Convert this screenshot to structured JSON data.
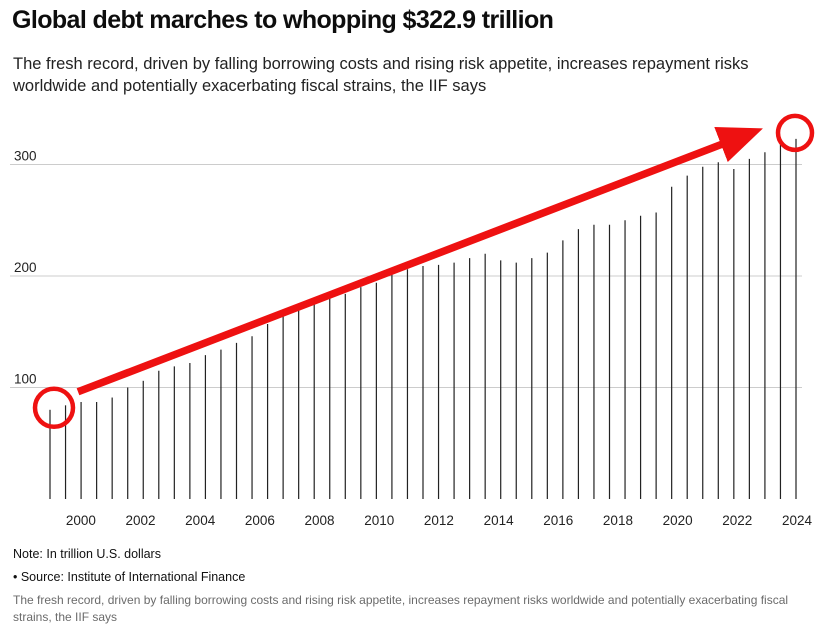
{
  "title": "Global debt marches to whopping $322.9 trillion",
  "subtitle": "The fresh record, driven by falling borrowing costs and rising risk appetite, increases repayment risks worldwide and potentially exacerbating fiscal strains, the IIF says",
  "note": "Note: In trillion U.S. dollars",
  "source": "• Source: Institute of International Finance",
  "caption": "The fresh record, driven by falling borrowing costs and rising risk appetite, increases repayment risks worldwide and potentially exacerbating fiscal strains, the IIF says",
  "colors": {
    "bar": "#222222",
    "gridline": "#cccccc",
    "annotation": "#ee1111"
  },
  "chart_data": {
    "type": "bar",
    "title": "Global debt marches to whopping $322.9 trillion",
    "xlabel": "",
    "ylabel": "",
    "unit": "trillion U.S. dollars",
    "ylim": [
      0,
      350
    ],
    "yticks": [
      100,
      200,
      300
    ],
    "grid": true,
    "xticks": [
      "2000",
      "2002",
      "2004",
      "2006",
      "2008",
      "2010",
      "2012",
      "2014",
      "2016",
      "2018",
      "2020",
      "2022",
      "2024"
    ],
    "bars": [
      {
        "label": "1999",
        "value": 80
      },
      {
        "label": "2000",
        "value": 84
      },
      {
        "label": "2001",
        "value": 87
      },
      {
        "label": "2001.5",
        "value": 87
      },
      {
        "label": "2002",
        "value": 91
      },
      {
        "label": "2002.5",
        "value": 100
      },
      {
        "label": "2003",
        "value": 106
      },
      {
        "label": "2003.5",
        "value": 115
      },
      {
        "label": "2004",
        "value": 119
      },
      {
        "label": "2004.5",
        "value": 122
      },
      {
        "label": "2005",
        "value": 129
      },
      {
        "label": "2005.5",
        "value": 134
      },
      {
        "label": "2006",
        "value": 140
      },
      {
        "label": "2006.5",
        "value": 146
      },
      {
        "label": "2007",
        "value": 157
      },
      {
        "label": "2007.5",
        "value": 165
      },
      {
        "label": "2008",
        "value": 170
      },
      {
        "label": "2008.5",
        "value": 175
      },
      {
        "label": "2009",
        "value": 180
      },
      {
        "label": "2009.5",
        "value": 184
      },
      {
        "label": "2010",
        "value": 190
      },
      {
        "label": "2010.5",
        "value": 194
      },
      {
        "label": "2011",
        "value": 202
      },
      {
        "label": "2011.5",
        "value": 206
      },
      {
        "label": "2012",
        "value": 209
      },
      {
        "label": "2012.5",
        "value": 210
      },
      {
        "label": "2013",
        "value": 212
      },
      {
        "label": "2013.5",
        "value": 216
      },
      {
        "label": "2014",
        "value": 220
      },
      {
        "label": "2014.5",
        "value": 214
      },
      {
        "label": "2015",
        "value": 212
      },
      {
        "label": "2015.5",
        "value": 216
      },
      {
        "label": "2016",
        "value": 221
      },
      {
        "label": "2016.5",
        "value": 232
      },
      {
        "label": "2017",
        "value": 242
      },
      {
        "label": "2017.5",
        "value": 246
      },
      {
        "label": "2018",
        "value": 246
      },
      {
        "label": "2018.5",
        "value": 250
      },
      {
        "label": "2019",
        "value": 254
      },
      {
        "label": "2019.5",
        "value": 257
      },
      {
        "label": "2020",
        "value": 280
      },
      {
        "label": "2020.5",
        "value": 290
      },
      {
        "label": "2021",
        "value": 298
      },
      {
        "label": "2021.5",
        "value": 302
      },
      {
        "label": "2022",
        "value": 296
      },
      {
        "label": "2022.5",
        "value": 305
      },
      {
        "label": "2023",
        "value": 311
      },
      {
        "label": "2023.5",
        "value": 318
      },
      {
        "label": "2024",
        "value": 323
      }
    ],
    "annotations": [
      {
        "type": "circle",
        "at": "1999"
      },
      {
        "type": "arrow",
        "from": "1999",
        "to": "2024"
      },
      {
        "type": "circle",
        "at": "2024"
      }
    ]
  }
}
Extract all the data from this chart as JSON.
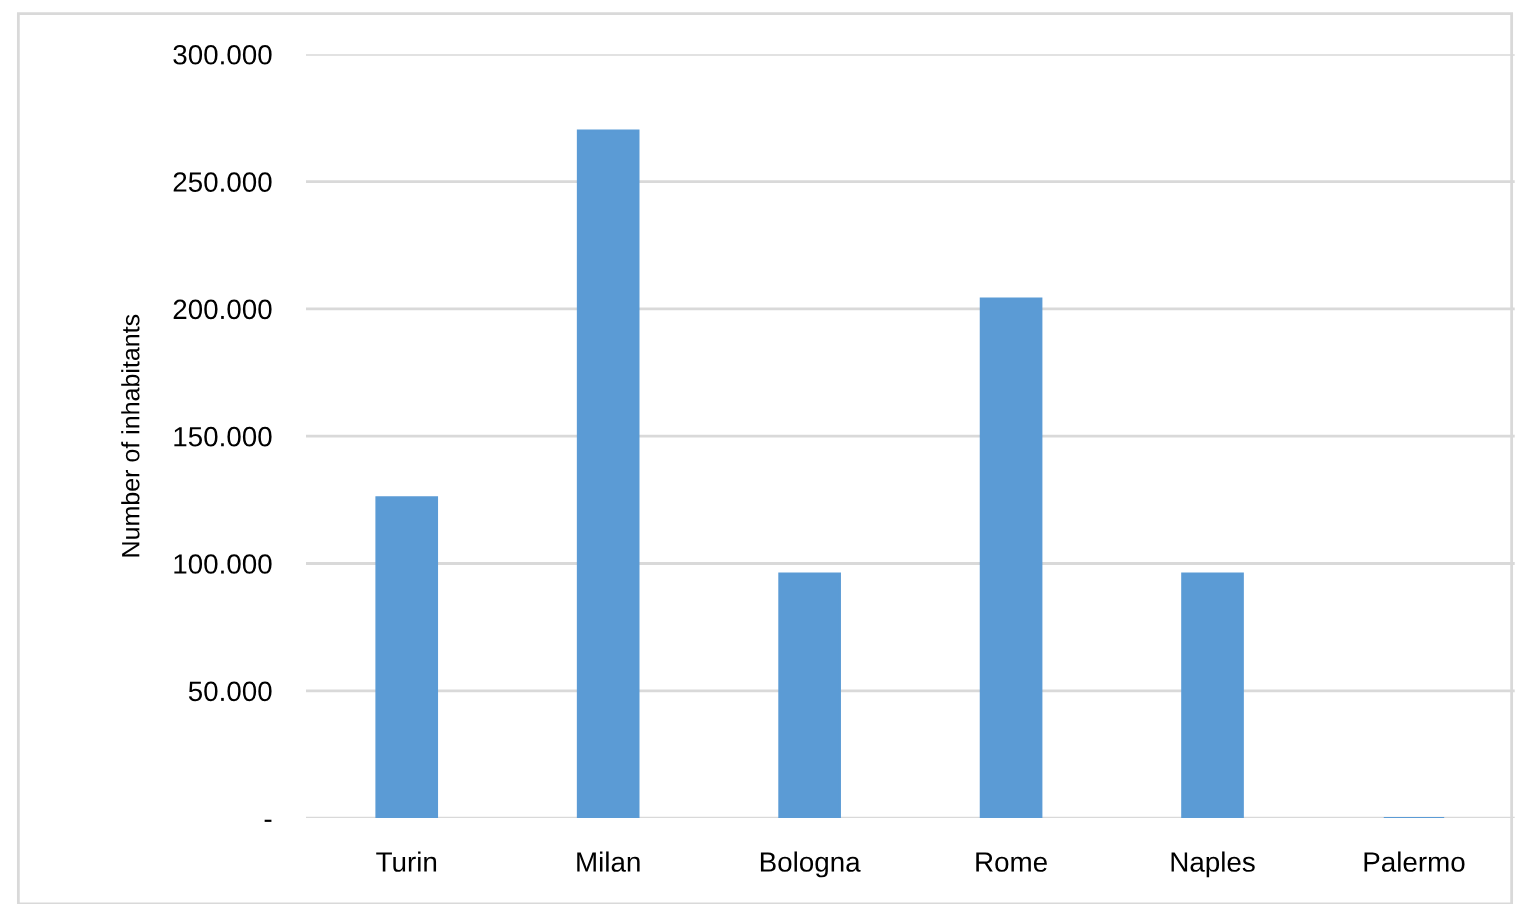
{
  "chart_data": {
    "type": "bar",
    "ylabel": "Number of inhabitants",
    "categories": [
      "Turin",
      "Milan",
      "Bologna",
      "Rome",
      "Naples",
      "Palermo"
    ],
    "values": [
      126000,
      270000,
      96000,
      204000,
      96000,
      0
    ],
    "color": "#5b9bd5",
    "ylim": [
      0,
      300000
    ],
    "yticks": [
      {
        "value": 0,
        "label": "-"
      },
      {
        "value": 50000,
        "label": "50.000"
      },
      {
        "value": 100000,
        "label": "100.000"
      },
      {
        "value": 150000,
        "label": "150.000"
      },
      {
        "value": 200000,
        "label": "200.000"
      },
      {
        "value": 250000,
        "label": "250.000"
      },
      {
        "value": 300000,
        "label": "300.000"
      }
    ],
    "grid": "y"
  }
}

* * * * * * * * *

## YOUR OBJECTIVE
Look through the entries above. Extract each line with the word "trillion".

## RESULT OF THIS TASK
  "title": "Global debt marches to whopping $322.9 trillion",
  "note": "Note: In trillion U.S. dollars",
    "title": "Global debt marches to whopping $322.9 trillion",
    "unit": "trillion U.S. dollars",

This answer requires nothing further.